Copy the records below exactly, omitting any pictures they contain.

Records:
>>>

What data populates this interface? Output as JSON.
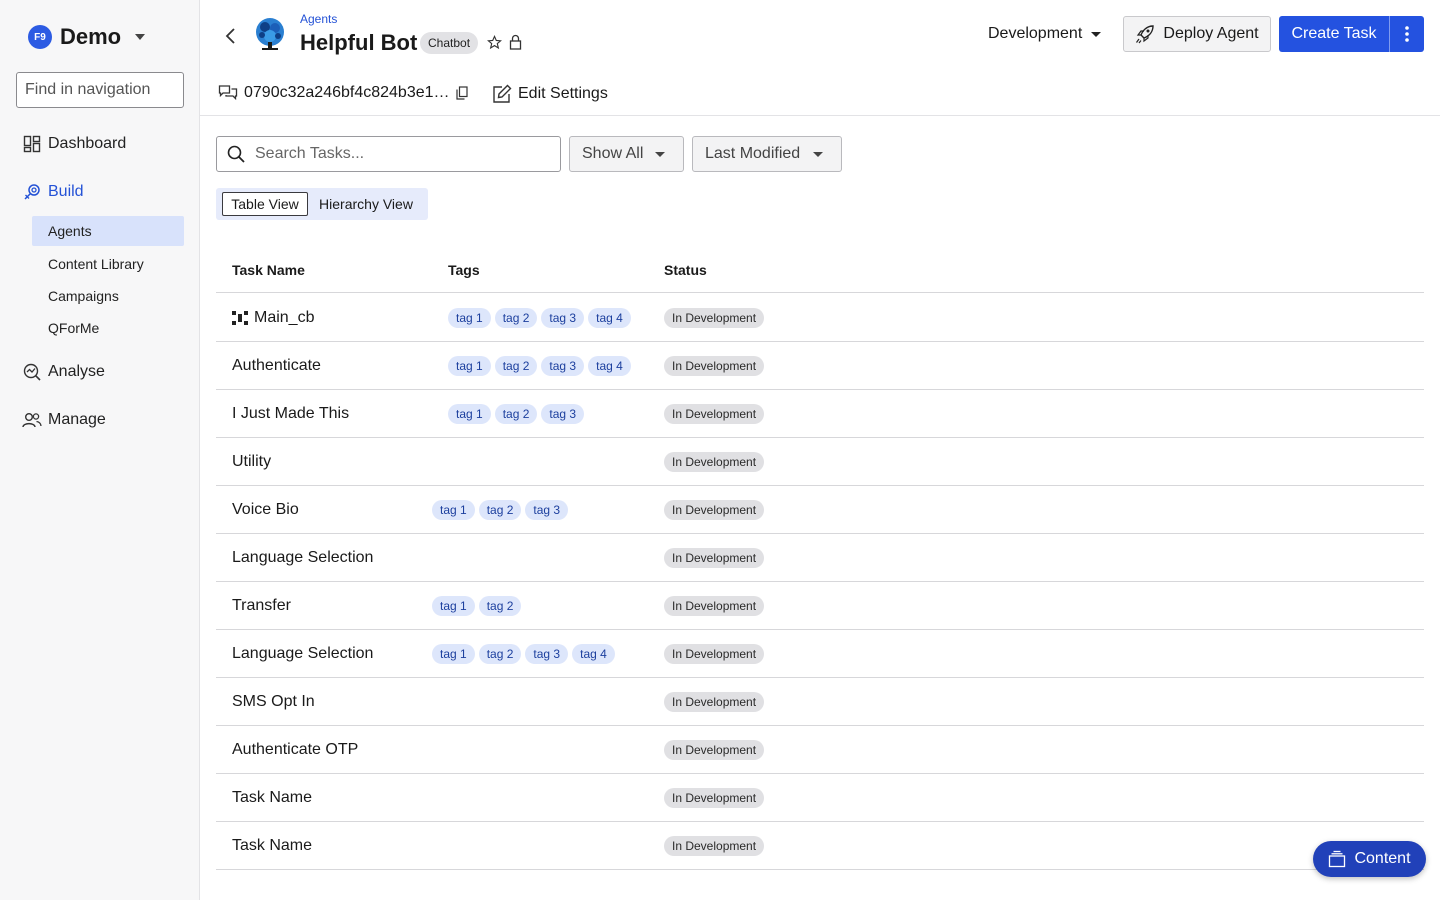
{
  "sidebar": {
    "org_badge": "F9",
    "org_name": "Demo",
    "search_placeholder": "Find in navigation",
    "nav": {
      "dashboard": "Dashboard",
      "build": "Build",
      "analyse": "Analyse",
      "manage": "Manage"
    },
    "build_items": [
      "Agents",
      "Content Library",
      "Campaigns",
      "QForMe"
    ]
  },
  "header": {
    "breadcrumb": "Agents",
    "title": "Helpful Bot",
    "type_chip": "Chatbot",
    "agent_id": "0790c32a246bf4c824b3e1…",
    "edit_settings": "Edit Settings",
    "environment": "Development",
    "deploy_label": "Deploy Agent",
    "create_label": "Create Task"
  },
  "filters": {
    "search_placeholder": "Search Tasks...",
    "show_filter": "Show All",
    "sort_filter": "Last Modified",
    "views": [
      "Table View",
      "Hierarchy View"
    ]
  },
  "table": {
    "columns": [
      "Task Name",
      "Tags",
      "Status"
    ],
    "rows": [
      {
        "name": "Main_cb",
        "tags": [
          "tag 1",
          "tag 2",
          "tag 3",
          "tag 4"
        ],
        "status": "In Development"
      },
      {
        "name": "Authenticate",
        "tags": [
          "tag 1",
          "tag 2",
          "tag 3",
          "tag 4"
        ],
        "status": "In Development"
      },
      {
        "name": "I Just Made This",
        "tags": [
          "tag 1",
          "tag 2",
          "tag 3"
        ],
        "status": "In Development"
      },
      {
        "name": "Utility",
        "tags": [],
        "status": "In Development"
      },
      {
        "name": "Voice Bio",
        "tags": [
          "tag 1",
          "tag 2",
          "tag 3"
        ],
        "status": "In Development"
      },
      {
        "name": "Language Selection",
        "tags": [],
        "status": "In Development"
      },
      {
        "name": "Transfer",
        "tags": [
          "tag 1",
          "tag 2"
        ],
        "status": "In Development"
      },
      {
        "name": "Language Selection",
        "tags": [
          "tag 1",
          "tag 2",
          "tag 3",
          "tag 4"
        ],
        "status": "In Development"
      },
      {
        "name": "SMS Opt In",
        "tags": [],
        "status": "In Development"
      },
      {
        "name": "Authenticate OTP",
        "tags": [],
        "status": "In Development"
      },
      {
        "name": "Task Name",
        "tags": [],
        "status": "In Development"
      },
      {
        "name": "Task Name",
        "tags": [],
        "status": "In Development"
      }
    ]
  },
  "fab": {
    "label": "Content"
  },
  "colors": {
    "accent": "#2452e0",
    "tag_bg": "#dde6fb",
    "tag_text": "#1c3f9e",
    "status_bg": "#e0e0e3",
    "sidebar_selected": "#d8e2fb"
  }
}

<<<

**Complete response:**
What data populates this interface? Output as JSON.
{
  "sidebar": {
    "org_badge": "F9",
    "org_name": "Demo",
    "search_placeholder": "Find in navigation",
    "nav": {
      "dashboard": "Dashboard",
      "build": "Build",
      "analyse": "Analyse",
      "manage": "Manage"
    },
    "build_items": [
      "Agents",
      "Content Library",
      "Campaigns",
      "QForMe"
    ]
  },
  "header": {
    "breadcrumb": "Agents",
    "title": "Helpful Bot",
    "type_chip": "Chatbot",
    "agent_id": "0790c32a246bf4c824b3e1…",
    "edit_settings": "Edit Settings",
    "environment": "Development",
    "deploy_label": "Deploy Agent",
    "create_label": "Create Task"
  },
  "filters": {
    "search_placeholder": "Search Tasks...",
    "show_filter": "Show All",
    "sort_filter": "Last Modified",
    "views": [
      "Table View",
      "Hierarchy View"
    ]
  },
  "table": {
    "columns": [
      "Task Name",
      "Tags",
      "Status"
    ],
    "rows": [
      {
        "name": "Main_cb",
        "tags": [
          "tag 1",
          "tag 2",
          "tag 3",
          "tag 4"
        ],
        "status": "In Development"
      },
      {
        "name": "Authenticate",
        "tags": [
          "tag 1",
          "tag 2",
          "tag 3",
          "tag 4"
        ],
        "status": "In Development"
      },
      {
        "name": "I Just Made This",
        "tags": [
          "tag 1",
          "tag 2",
          "tag 3"
        ],
        "status": "In Development"
      },
      {
        "name": "Utility",
        "tags": [],
        "status": "In Development"
      },
      {
        "name": "Voice Bio",
        "tags": [
          "tag 1",
          "tag 2",
          "tag 3"
        ],
        "status": "In Development"
      },
      {
        "name": "Language Selection",
        "tags": [],
        "status": "In Development"
      },
      {
        "name": "Transfer",
        "tags": [
          "tag 1",
          "tag 2"
        ],
        "status": "In Development"
      },
      {
        "name": "Language Selection",
        "tags": [
          "tag 1",
          "tag 2",
          "tag 3",
          "tag 4"
        ],
        "status": "In Development"
      },
      {
        "name": "SMS Opt In",
        "tags": [],
        "status": "In Development"
      },
      {
        "name": "Authenticate OTP",
        "tags": [],
        "status": "In Development"
      },
      {
        "name": "Task Name",
        "tags": [],
        "status": "In Development"
      },
      {
        "name": "Task Name",
        "tags": [],
        "status": "In Development"
      }
    ]
  },
  "fab": {
    "label": "Content"
  },
  "colors": {
    "accent": "#2452e0",
    "tag_bg": "#dde6fb",
    "tag_text": "#1c3f9e",
    "status_bg": "#e0e0e3",
    "sidebar_selected": "#d8e2fb"
  }
}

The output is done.